(WHAT THE EXERCISE ASKS): Only the pictures are omitted; repeat all other data exactly.

##### ROWS

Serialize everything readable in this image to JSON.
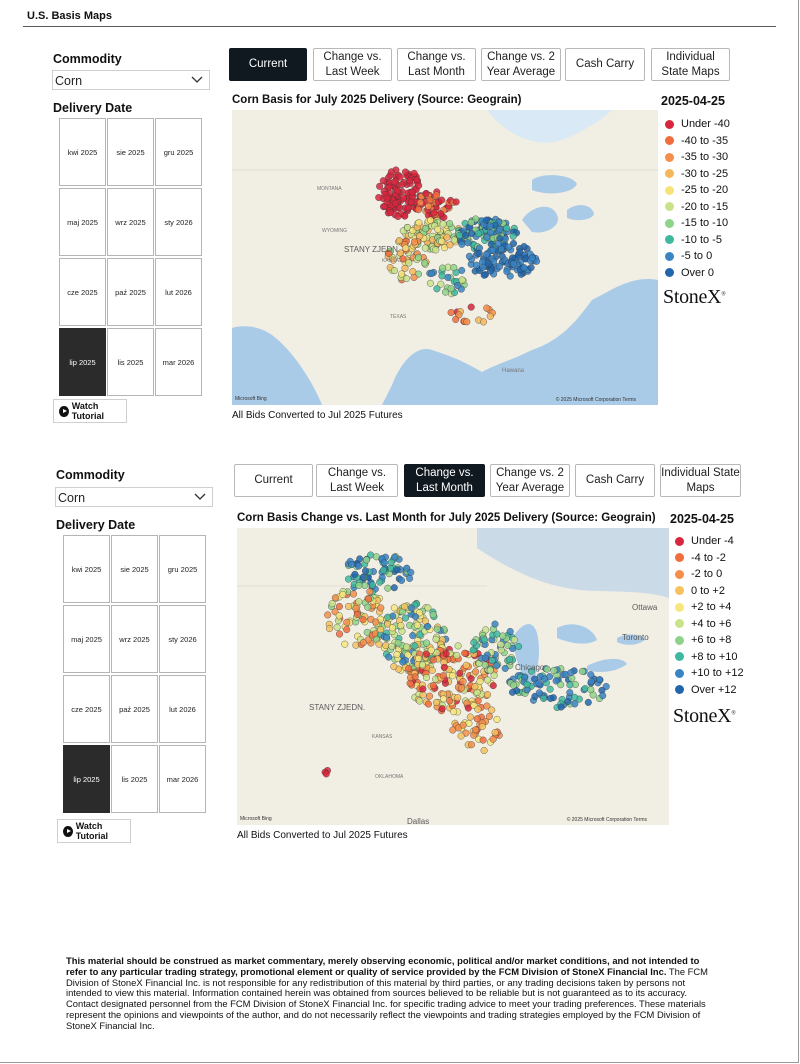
{
  "page_title": "U.S. Basis Maps",
  "top": {
    "commodity_label": "Commodity",
    "commodity_value": "Corn",
    "delivery_label": "Delivery Date",
    "dates": [
      "kwi 2025",
      "sie 2025",
      "gru 2025",
      "maj 2025",
      "wrz 2025",
      "sty 2026",
      "cze 2025",
      "paź 2025",
      "lut 2026",
      "lip 2025",
      "lis 2025",
      "mar 2026"
    ],
    "selected_date": "lip 2025",
    "tutorial": "Watch Tutorial",
    "tabs": [
      {
        "label": "Current",
        "active": true
      },
      {
        "label": "Change vs. Last Week",
        "active": false
      },
      {
        "label": "Change vs. Last Month",
        "active": false
      },
      {
        "label": "Change vs. 2 Year Average",
        "active": false
      },
      {
        "label": "Cash Carry",
        "active": false
      },
      {
        "label": "Individual State Maps",
        "active": false
      }
    ],
    "map_title": "Corn Basis for July 2025 Delivery (Source: Geograin)",
    "map_date": "2025-04-25",
    "legend": [
      {
        "label": "Under -40",
        "color": "#d7263d"
      },
      {
        "label": "-40 to -35",
        "color": "#f26d3d"
      },
      {
        "label": "-35 to -30",
        "color": "#f58e4a"
      },
      {
        "label": "-30 to -25",
        "color": "#f6b65c"
      },
      {
        "label": "-25 to -20",
        "color": "#f7e37a"
      },
      {
        "label": "-20 to -15",
        "color": "#c9e38a"
      },
      {
        "label": "-15 to -10",
        "color": "#8fd38a"
      },
      {
        "label": "-10 to -5",
        "color": "#3fb8a0"
      },
      {
        "label": "-5 to 0",
        "color": "#3a84c4"
      },
      {
        "label": "Over 0",
        "color": "#2166ac"
      }
    ],
    "brand": "StoneX",
    "footnote": "All Bids Converted to Jul 2025 Futures",
    "map_copyright": "© 2025 Microsoft Corporation  Terms",
    "map_logo": "Microsoft Bing",
    "map_labels": [
      "STANY ZJEDN.",
      "MONTANA",
      "WYOMING",
      "KANSAS",
      "TEXAS",
      "Hawana"
    ]
  },
  "bottom": {
    "commodity_label": "Commodity",
    "commodity_value": "Corn",
    "delivery_label": "Delivery Date",
    "dates": [
      "kwi 2025",
      "sie 2025",
      "gru 2025",
      "maj 2025",
      "wrz 2025",
      "sty 2026",
      "cze 2025",
      "paź 2025",
      "lut 2026",
      "lip 2025",
      "lis 2025",
      "mar 2026"
    ],
    "selected_date": "lip 2025",
    "tutorial": "Watch Tutorial",
    "tabs": [
      {
        "label": "Current",
        "active": false
      },
      {
        "label": "Change vs. Last Week",
        "active": false
      },
      {
        "label": "Change vs. Last Month",
        "active": true
      },
      {
        "label": "Change vs. 2 Year Average",
        "active": false
      },
      {
        "label": "Cash Carry",
        "active": false
      },
      {
        "label": "Individual State Maps",
        "active": false
      }
    ],
    "map_title": "Corn Basis Change vs. Last Month for July 2025 Delivery (Source: Geograin)",
    "map_date": "2025-04-25",
    "legend": [
      {
        "label": "Under -4",
        "color": "#d7263d"
      },
      {
        "label": "-4 to -2",
        "color": "#f26d3d"
      },
      {
        "label": "-2 to 0",
        "color": "#f58e4a"
      },
      {
        "label": "0 to +2",
        "color": "#f6c25e"
      },
      {
        "label": "+2 to +4",
        "color": "#f7e67c"
      },
      {
        "label": "+4 to +6",
        "color": "#c9e38a"
      },
      {
        "label": "+6 to +8",
        "color": "#8fd38a"
      },
      {
        "label": "+8 to +10",
        "color": "#3fb8a0"
      },
      {
        "label": "+10 to +12",
        "color": "#3a84c4"
      },
      {
        "label": "Over +12",
        "color": "#2166ac"
      }
    ],
    "brand": "StoneX",
    "footnote": "All Bids Converted to Jul 2025 Futures",
    "map_copyright": "© 2025 Microsoft Corporation  Terms",
    "map_logo": "Microsoft Bing",
    "map_labels": [
      "STANY ZJEDN.",
      "Ottawa",
      "Toronto",
      "Chicago",
      "KANSAS",
      "OKLAHOMA",
      "Dallas"
    ]
  },
  "disclaimer_bold": "This material should be construed as market commentary, merely observing economic, political and/or market conditions, and not intended to refer to any particular trading strategy, promotional element or quality of service provided by the FCM Division of StoneX Financial Inc.",
  "disclaimer_text": " The FCM Division of StoneX Financial Inc. is not responsible for any redistribution of this material by third parties, or any trading decisions taken by persons not intended to view this material. Information contained herein was obtained from sources believed to be reliable but is not guaranteed as to its accuracy. Contact designated personnel from the FCM Division of StoneX Financial Inc. for specific trading advice to meet your trading preferences. These materials represent the opinions and viewpoints of the author, and do not necessarily reflect the viewpoints and trading strategies employed by the FCM Division of StoneX Financial Inc."
}
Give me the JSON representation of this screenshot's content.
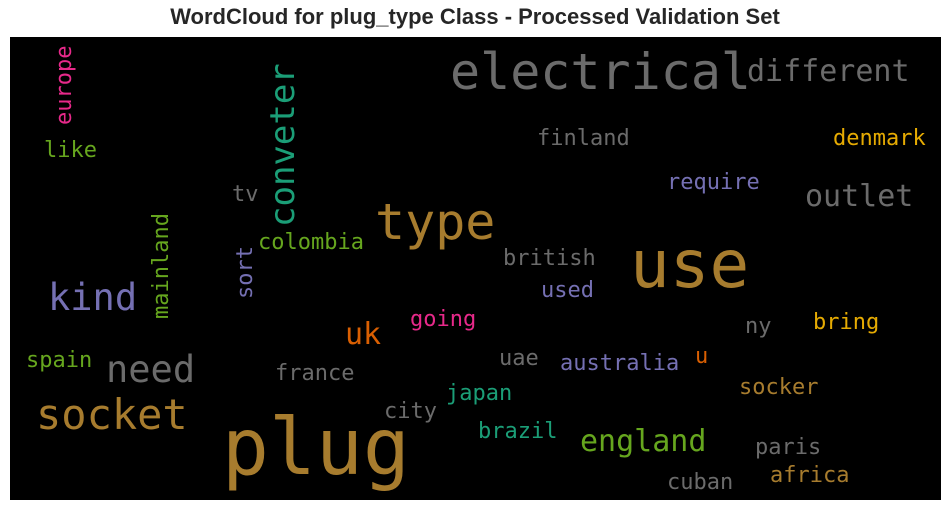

##########

(EXPECTED OUTPUT):
Serialize everything readable in this image to JSON.
{
  "page_title": "U.S. Basis Maps",
  "top": {
    "commodity_label": "Commodity",
    "commodity_value": "Corn",
    "delivery_label": "Delivery Date",
    "dates": [
      "kwi 2025",
      "sie 2025",
      "gru 2025",
      "maj 2025",
      "wrz 2025",
      "sty 2026",
      "cze 2025",
      "paź 2025",
      "lut 2026",
      "lip 2025",
      "lis 2025",
      "mar 2026"
    ],
    "selected_date": "lip 2025",
    "tutorial": "Watch Tutorial",
    "tabs": [
      {
        "label": "Current",
        "active": true
      },
      {
        "label": "Change vs. Last Week",
        "active": false
      },
      {
        "label": "Change vs. Last Month",
        "active": false
      },
      {
        "label": "Change vs. 2 Year Average",
        "active": false
      },
      {
        "label": "Cash Carry",
        "active": false
      },
      {
        "label": "Individual State Maps",
        "active": false
      }
    ],
    "map_title": "Corn Basis for July 2025 Delivery (Source: Geograin)",
    "map_date": "2025-04-25",
    "legend": [
      {
        "label": "Under -40",
        "color": "#d7263d"
      },
      {
        "label": "-40 to -35",
        "color": "#f26d3d"
      },
      {
        "label": "-35 to -30",
        "color": "#f58e4a"
      },
      {
        "label": "-30 to -25",
        "color": "#f6b65c"
      },
      {
        "label": "-25 to -20",
        "color": "#f7e37a"
      },
      {
        "label": "-20 to -15",
        "color": "#c9e38a"
      },
      {
        "label": "-15 to -10",
        "color": "#8fd38a"
      },
      {
        "label": "-10 to -5",
        "color": "#3fb8a0"
      },
      {
        "label": "-5 to 0",
        "color": "#3a84c4"
      },
      {
        "label": "Over 0",
        "color": "#2166ac"
      }
    ],
    "brand": "StoneX",
    "footnote": "All Bids Converted to Jul 2025 Futures",
    "map_copyright": "© 2025 Microsoft Corporation  Terms",
    "map_logo": "Microsoft Bing",
    "map_labels": [
      "STANY ZJEDN.",
      "MONTANA",
      "WYOMING",
      "KANSAS",
      "TEXAS",
      "Hawana"
    ]
  },
  "bottom": {
    "commodity_label": "Commodity",
    "commodity_value": "Corn",
    "delivery_label": "Delivery Date",
    "dates": [
      "kwi 2025",
      "sie 2025",
      "gru 2025",
      "maj 2025",
      "wrz 2025",
      "sty 2026",
      "cze 2025",
      "paź 2025",
      "lut 2026",
      "lip 2025",
      "lis 2025",
      "mar 2026"
    ],
    "selected_date": "lip 2025",
    "tutorial": "Watch Tutorial",
    "tabs": [
      {
        "label": "Current",
        "active": false
      },
      {
        "label": "Change vs. Last Week",
        "active": false
      },
      {
        "label": "Change vs. Last Month",
        "active": true
      },
      {
        "label": "Change vs. 2 Year Average",
        "active": false
      },
      {
        "label": "Cash Carry",
        "active": false
      },
      {
        "label": "Individual State Maps",
        "active": false
      }
    ],
    "map_title": "Corn Basis Change vs. Last Month for July 2025 Delivery (Source: Geograin)",
    "map_date": "2025-04-25",
    "legend": [
      {
        "label": "Under -4",
        "color": "#d7263d"
      },
      {
        "label": "-4 to -2",
        "color": "#f26d3d"
      },
      {
        "label": "-2 to 0",
        "color": "#f58e4a"
      },
      {
        "label": "0 to +2",
        "color": "#f6c25e"
      },
      {
        "label": "+2 to +4",
        "color": "#f7e67c"
      },
      {
        "label": "+4 to +6",
        "color": "#c9e38a"
      },
      {
        "label": "+6 to +8",
        "color": "#8fd38a"
      },
      {
        "label": "+8 to +10",
        "color": "#3fb8a0"
      },
      {
        "label": "+10 to +12",
        "color": "#3a84c4"
      },
      {
        "label": "Over +12",
        "color": "#2166ac"
      }
    ],
    "brand": "StoneX",
    "footnote": "All Bids Converted to Jul 2025 Futures",
    "map_copyright": "© 2025 Microsoft Corporation  Terms",
    "map_logo": "Microsoft Bing",
    "map_labels": [
      "STANY ZJEDN.",
      "Ottawa",
      "Toronto",
      "Chicago",
      "KANSAS",
      "OKLAHOMA",
      "Dallas"
    ]
  },
  "disclaimer_bold": "This material should be construed as market commentary, merely observing economic, political and/or market conditions, and not intended to refer to any particular trading strategy, promotional element or quality of service provided by the FCM Division of StoneX Financial Inc.",
  "disclaimer_text": " The FCM Division of StoneX Financial Inc. is not responsible for any redistribution of this material by third parties, or any trading decisions taken by persons not intended to view this material. Information contained herein was obtained from sources believed to be reliable but is not guaranteed as to its accuracy. Contact designated personnel from the FCM Division of StoneX Financial Inc. for specific trading advice to meet your trading preferences. These materials represent the opinions and viewpoints of the author, and do not necessarily reflect the viewpoints and trading strategies employed by the FCM Division of StoneX Financial Inc."
}
Give me the JSON representation of this screenshot's content.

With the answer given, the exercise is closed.